[Source records]
◆ ◆ ◆ ◆ ◆ ◆ ◆

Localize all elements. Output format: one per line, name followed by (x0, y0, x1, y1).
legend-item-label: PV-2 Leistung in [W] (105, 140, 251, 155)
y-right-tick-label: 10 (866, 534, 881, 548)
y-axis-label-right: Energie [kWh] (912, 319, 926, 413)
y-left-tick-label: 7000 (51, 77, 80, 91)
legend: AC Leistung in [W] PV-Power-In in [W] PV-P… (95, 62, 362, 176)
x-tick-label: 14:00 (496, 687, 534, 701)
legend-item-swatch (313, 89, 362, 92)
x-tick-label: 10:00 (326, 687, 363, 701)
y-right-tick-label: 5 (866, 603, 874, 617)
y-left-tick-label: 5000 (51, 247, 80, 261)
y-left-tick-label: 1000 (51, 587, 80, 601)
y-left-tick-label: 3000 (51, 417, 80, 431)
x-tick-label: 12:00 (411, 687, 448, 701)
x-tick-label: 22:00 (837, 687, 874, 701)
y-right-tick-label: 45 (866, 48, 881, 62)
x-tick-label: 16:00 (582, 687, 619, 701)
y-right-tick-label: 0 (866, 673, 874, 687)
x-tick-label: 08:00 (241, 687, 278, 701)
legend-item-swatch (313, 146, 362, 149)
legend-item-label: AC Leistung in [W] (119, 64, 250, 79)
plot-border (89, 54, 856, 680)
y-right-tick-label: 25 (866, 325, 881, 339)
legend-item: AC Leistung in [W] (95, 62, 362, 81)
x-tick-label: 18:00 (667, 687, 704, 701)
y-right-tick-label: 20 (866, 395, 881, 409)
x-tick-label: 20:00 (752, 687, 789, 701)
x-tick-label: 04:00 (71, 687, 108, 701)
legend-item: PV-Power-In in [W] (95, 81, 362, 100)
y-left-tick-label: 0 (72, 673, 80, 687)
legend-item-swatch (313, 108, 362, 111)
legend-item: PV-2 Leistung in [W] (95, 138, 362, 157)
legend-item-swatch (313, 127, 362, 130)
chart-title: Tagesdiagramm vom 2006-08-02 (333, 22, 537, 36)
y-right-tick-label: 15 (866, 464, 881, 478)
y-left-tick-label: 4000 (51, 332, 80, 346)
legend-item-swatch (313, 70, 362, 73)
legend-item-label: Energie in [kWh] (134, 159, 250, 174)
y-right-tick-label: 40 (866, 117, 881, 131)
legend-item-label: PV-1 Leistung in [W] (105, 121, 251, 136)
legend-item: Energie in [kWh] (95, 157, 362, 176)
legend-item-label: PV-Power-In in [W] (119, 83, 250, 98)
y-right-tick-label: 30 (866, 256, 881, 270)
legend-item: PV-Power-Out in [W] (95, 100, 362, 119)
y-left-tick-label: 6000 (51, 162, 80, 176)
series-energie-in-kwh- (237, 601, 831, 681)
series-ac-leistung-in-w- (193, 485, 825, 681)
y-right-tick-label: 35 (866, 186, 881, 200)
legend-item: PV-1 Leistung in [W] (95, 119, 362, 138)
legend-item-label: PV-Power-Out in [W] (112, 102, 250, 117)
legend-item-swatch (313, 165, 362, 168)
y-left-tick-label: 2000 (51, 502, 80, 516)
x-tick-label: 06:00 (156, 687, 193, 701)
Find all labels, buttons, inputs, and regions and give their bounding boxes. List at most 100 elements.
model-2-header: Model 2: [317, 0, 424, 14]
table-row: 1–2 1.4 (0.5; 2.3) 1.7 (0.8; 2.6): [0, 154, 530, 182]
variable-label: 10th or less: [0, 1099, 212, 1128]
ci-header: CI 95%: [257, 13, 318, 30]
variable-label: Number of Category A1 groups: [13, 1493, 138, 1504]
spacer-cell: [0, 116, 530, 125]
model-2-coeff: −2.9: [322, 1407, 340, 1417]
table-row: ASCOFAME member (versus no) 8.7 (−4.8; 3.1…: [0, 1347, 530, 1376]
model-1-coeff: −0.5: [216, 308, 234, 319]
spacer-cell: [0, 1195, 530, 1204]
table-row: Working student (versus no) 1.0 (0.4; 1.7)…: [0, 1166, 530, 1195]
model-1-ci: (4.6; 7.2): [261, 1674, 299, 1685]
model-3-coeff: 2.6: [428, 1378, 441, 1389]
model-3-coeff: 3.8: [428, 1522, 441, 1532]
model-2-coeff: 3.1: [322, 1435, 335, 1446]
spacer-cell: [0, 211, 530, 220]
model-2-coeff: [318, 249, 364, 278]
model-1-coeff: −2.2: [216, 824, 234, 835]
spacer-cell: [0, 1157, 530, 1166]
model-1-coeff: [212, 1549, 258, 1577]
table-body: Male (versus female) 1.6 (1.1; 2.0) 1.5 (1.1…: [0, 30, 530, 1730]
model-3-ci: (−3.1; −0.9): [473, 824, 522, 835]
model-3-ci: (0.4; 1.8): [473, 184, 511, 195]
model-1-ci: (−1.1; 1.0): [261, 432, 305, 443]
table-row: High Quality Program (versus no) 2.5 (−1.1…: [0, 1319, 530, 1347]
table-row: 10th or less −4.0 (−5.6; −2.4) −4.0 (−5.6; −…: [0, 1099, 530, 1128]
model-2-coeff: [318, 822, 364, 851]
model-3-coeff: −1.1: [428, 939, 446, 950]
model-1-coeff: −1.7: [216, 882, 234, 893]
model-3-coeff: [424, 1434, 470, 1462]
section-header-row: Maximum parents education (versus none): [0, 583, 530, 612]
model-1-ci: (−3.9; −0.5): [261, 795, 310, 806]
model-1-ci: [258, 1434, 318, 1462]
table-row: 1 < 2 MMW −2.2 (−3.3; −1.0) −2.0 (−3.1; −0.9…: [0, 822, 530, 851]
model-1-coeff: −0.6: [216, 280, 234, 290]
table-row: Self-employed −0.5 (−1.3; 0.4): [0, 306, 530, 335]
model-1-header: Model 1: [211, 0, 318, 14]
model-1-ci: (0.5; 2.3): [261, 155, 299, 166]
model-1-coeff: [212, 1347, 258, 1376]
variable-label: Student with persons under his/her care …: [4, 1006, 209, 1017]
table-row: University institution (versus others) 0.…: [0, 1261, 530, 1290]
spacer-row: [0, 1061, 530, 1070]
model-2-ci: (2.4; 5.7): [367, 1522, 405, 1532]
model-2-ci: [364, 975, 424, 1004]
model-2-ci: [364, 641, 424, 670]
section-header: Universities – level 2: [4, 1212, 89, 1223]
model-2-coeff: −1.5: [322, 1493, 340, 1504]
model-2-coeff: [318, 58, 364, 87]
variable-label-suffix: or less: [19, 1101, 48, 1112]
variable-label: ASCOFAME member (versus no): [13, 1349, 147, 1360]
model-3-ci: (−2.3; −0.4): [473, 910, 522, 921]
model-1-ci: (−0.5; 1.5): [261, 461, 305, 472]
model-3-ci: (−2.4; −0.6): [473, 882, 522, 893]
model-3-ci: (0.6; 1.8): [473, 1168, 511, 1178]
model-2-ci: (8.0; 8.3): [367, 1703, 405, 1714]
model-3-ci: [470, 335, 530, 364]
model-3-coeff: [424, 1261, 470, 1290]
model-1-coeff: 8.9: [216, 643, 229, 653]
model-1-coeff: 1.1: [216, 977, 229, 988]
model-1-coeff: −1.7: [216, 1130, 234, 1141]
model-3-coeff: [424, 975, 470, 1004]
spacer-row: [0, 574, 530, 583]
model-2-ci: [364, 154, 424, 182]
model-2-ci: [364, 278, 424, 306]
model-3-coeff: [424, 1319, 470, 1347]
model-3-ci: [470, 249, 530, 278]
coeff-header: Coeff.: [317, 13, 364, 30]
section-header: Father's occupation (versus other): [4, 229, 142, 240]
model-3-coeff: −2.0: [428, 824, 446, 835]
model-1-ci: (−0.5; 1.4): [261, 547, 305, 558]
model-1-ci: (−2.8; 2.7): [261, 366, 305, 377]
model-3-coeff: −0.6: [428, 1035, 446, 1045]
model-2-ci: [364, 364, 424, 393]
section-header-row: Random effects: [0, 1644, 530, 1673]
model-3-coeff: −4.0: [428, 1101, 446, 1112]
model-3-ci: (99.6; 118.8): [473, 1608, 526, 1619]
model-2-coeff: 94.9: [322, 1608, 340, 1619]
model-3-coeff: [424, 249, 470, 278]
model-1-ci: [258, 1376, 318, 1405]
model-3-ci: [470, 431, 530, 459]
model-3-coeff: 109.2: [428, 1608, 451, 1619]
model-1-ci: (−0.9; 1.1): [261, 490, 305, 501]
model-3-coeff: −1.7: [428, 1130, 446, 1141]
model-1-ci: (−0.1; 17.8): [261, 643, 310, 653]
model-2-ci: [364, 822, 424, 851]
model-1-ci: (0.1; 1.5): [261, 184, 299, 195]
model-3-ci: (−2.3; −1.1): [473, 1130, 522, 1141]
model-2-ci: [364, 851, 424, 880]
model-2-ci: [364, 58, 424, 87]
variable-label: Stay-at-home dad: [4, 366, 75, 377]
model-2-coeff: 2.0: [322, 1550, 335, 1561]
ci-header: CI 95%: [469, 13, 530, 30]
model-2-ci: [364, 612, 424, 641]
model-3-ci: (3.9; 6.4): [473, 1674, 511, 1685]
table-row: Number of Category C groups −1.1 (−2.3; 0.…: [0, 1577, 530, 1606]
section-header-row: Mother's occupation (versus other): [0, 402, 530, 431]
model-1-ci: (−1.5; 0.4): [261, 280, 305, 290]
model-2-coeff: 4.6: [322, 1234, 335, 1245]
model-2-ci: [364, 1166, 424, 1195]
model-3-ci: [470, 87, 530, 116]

◆ ◆ ◆ ◆ ◆ ◆ ◆

Problem requirements: Reproduce the stretch of data from its first line through the line containing "y-right-tick-label: 25 (866, 325, 881, 339)", both ends included, character for character.

Solution below:
Localize all elements. Output format: one per line, name followed by (x0, y0, x1, y1).
legend-item-label: PV-2 Leistung in [W] (105, 140, 251, 155)
y-right-tick-label: 10 (866, 534, 881, 548)
y-axis-label-right: Energie [kWh] (912, 319, 926, 413)
y-left-tick-label: 7000 (51, 77, 80, 91)
legend: AC Leistung in [W] PV-Power-In in [W] PV-P… (95, 62, 362, 176)
x-tick-label: 14:00 (496, 687, 534, 701)
legend-item-swatch (313, 89, 362, 92)
x-tick-label: 10:00 (326, 687, 363, 701)
y-right-tick-label: 5 (866, 603, 874, 617)
y-left-tick-label: 5000 (51, 247, 80, 261)
y-left-tick-label: 1000 (51, 587, 80, 601)
y-left-tick-label: 3000 (51, 417, 80, 431)
x-tick-label: 12:00 (411, 687, 448, 701)
x-tick-label: 22:00 (837, 687, 874, 701)
y-right-tick-label: 45 (866, 48, 881, 62)
x-tick-label: 16:00 (582, 687, 619, 701)
y-right-tick-label: 0 (866, 673, 874, 687)
x-tick-label: 08:00 (241, 687, 278, 701)
legend-item-swatch (313, 146, 362, 149)
legend-item-label: AC Leistung in [W] (119, 64, 250, 79)
plot-border (89, 54, 856, 680)
y-right-tick-label: 25 (866, 325, 881, 339)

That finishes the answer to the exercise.